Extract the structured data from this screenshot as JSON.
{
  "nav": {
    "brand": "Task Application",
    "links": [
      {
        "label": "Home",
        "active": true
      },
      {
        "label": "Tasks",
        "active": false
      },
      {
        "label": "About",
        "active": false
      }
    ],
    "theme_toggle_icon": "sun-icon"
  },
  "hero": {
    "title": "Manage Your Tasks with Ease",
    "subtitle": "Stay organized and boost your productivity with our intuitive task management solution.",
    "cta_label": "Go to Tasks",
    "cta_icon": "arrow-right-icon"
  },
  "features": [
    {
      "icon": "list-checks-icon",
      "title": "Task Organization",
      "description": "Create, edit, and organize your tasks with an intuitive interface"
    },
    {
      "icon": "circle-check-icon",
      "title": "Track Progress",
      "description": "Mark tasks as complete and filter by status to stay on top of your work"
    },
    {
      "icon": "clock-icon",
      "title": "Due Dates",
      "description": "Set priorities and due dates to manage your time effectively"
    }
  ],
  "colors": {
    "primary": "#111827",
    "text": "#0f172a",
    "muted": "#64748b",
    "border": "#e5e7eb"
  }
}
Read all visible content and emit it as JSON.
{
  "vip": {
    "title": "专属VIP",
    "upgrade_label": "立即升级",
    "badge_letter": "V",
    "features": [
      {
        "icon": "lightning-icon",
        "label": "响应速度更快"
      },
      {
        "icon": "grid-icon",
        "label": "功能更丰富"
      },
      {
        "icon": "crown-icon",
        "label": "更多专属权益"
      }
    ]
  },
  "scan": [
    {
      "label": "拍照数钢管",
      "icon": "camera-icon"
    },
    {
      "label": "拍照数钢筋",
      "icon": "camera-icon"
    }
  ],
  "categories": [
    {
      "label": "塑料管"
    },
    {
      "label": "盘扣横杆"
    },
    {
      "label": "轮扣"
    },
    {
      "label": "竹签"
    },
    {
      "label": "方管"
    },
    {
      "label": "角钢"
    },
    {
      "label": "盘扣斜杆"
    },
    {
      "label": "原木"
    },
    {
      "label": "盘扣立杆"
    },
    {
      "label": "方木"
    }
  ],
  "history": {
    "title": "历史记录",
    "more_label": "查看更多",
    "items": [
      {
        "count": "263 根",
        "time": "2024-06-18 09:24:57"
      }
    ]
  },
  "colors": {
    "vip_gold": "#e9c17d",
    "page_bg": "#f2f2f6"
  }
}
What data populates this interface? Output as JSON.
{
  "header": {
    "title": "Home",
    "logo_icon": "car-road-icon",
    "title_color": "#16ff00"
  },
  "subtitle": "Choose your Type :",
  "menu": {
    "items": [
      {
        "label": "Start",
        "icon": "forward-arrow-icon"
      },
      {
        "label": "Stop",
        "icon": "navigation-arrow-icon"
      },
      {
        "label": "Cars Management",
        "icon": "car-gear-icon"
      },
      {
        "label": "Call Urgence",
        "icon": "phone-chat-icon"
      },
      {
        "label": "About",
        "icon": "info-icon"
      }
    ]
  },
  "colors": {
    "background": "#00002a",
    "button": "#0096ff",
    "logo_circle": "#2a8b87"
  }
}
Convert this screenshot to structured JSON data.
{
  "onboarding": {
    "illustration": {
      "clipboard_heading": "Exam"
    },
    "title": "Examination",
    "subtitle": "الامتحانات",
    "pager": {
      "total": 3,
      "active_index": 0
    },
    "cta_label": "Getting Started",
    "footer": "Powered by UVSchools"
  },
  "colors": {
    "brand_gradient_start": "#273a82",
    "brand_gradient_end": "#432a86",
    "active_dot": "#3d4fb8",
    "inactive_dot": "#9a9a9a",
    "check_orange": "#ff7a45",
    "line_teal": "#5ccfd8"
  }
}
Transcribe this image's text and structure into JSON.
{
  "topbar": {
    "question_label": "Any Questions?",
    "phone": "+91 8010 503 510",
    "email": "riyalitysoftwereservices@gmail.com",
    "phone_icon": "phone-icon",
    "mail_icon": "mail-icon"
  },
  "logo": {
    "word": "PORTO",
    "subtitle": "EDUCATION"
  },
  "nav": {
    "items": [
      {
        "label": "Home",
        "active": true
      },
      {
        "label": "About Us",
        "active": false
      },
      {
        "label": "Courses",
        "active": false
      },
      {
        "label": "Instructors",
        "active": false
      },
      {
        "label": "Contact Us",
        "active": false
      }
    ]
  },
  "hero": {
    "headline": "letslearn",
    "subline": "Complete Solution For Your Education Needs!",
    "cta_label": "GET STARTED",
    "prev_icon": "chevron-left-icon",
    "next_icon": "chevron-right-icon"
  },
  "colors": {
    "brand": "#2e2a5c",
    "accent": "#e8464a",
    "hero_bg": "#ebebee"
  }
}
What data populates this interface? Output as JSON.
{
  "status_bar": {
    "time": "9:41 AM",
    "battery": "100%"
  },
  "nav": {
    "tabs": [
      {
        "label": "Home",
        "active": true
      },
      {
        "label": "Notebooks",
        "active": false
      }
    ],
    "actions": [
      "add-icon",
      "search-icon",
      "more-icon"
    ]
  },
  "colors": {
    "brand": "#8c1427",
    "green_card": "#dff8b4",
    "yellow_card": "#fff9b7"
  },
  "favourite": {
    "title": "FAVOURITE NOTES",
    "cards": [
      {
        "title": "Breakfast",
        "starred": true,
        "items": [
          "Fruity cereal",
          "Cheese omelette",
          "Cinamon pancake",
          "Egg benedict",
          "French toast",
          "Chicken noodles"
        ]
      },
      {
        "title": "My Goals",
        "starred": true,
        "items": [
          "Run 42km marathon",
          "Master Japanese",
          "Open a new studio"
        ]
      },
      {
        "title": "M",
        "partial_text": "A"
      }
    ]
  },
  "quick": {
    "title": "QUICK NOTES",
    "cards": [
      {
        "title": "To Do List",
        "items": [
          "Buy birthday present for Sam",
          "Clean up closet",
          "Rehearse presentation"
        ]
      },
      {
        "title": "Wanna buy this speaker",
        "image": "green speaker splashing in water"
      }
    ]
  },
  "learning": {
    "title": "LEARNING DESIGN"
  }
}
* * * *
_Directions_
Work out how many lines in the records above contain the word "phone", and reply with that number alone.

_Task answer_
3